**WRITTEN REQUEST**
Every line of the data that contains the string "napětí" must be copied.

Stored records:
begin

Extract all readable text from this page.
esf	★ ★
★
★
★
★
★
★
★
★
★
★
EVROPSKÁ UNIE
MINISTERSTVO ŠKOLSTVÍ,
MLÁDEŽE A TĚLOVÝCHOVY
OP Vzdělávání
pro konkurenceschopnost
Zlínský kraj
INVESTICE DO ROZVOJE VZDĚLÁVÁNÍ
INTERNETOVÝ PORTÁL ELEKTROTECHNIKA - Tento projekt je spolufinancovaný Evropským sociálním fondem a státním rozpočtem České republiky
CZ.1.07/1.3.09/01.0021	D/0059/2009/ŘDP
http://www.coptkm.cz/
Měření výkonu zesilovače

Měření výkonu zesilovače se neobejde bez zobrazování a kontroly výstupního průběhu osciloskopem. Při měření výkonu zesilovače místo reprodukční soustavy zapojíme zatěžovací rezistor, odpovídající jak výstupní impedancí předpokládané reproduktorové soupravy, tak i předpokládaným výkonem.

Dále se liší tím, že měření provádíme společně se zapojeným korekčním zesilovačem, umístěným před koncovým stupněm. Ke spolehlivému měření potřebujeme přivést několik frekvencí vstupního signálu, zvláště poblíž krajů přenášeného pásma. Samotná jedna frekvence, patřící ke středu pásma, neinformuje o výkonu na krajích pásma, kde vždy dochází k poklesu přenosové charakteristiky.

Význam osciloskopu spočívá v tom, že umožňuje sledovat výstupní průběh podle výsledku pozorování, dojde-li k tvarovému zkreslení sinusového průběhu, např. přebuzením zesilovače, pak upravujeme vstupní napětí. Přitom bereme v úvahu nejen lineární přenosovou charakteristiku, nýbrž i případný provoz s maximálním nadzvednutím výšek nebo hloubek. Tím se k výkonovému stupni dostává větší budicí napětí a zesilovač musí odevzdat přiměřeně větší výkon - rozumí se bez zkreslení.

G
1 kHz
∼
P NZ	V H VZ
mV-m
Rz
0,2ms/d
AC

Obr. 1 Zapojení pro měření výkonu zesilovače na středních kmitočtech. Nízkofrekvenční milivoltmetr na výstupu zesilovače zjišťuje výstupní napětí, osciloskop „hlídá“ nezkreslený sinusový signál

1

end

**TASK RESULT**
Význam osciloskopu spočívá v tom, že umožňuje sledovat výstupní průběh podle výsledku pozorování, dojde-li k tvarovému zkreslení sinusového průběhu, např. přebuzením zesilovače, pak upravujeme vstupní napětí. Přitom bereme v úvahu nejen lineární přenosovou charakteristiku, nýbrž i případný provoz s maximálním nadzvednutím výšek nebo hloubek. Tím se k výkonovému stupni dostává větší budicí napětí a zesilovač musí odevzdat přiměřeně větší výkon - rozumí se bez zkreslení.
Obr. 1 Zapojení pro měření výkonu zesilovače na středních kmitočtech. Nízkofrekvenční milivoltmetr na výstupu zesilovače zjišťuje výstupní napětí, osciloskop „hlídá“ nezkreslený sinusový signál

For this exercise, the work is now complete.